## Records for processing
————
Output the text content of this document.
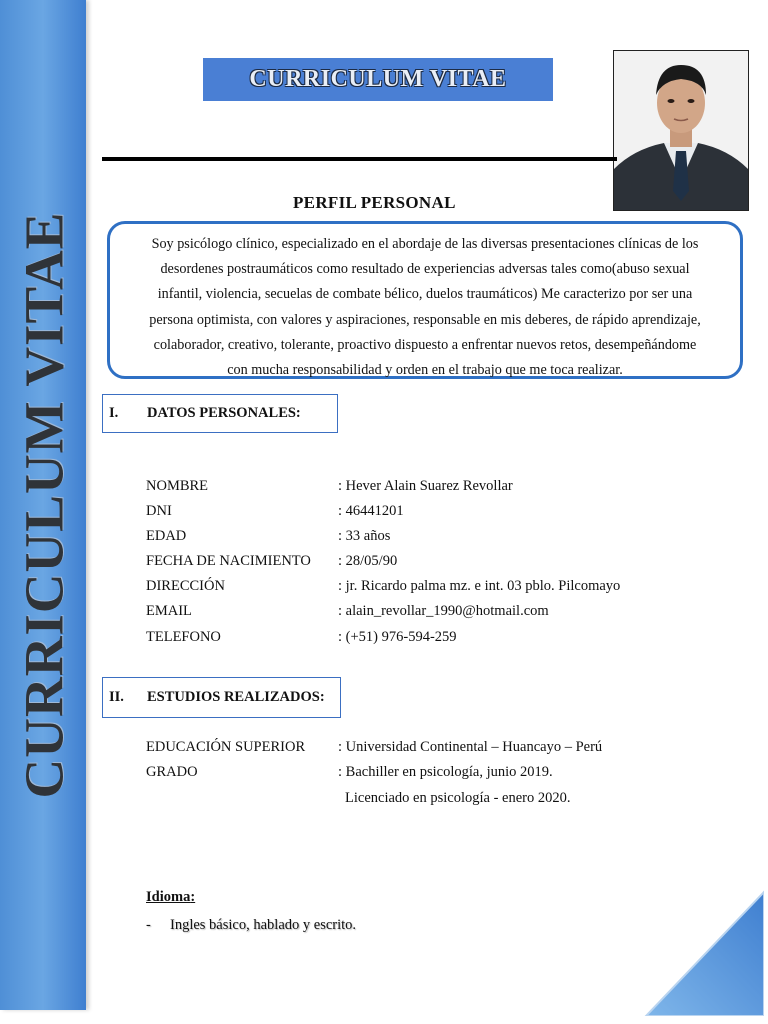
CURRICULUM VITAE
CURRICULUM VITAE
PERFIL PERSONAL
Soy psicólogo clínico, especializado en el abordaje de las diversas presentaciones clínicas de los
desordenes postraumáticos como resultado de experiencias adversas tales como(abuso sexual
infantil, violencia, secuelas de combate bélico, duelos traumáticos) Me caracterizo por ser una
persona optimista, con valores y aspiraciones, responsable en mis deberes, de rápido aprendizaje,
colaborador, creativo, tolerante, proactivo dispuesto a enfrentar nuevos retos, desempeñándome
con mucha responsabilidad y orden en el trabajo que me toca realizar.
I.	DATOS PERSONALES:
NOMBRE	: Hever Alain Suarez Revollar
DNI	: 46441201
EDAD	: 33 años
FECHA DE NACIMIENTO : 28/05/90
DIRECCIÓN	: jr. Ricardo palma mz. e int. 03 pblo. Pilcomayo
EMAIL	: alain_revollar_1990@hotmail.com
TELEFONO	: (+51) 976-594-259
II.	ESTUDIOS REALIZADOS:
EDUCACIÓN SUPERIOR : Universidad Continental – Huancayo – Perú
GRADO	: Bachiller en psicología, junio 2019.
Licenciado en psicología - enero 2020.
Idioma:
- Ingles básico, hablado y escrito.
————
## Set exercise
Filter out every line that lacks the word "psicología", and copy the rest.

## Worked solution
GRADO	: Bachiller en psicología, junio 2019.
Licenciado en psicología - enero 2020.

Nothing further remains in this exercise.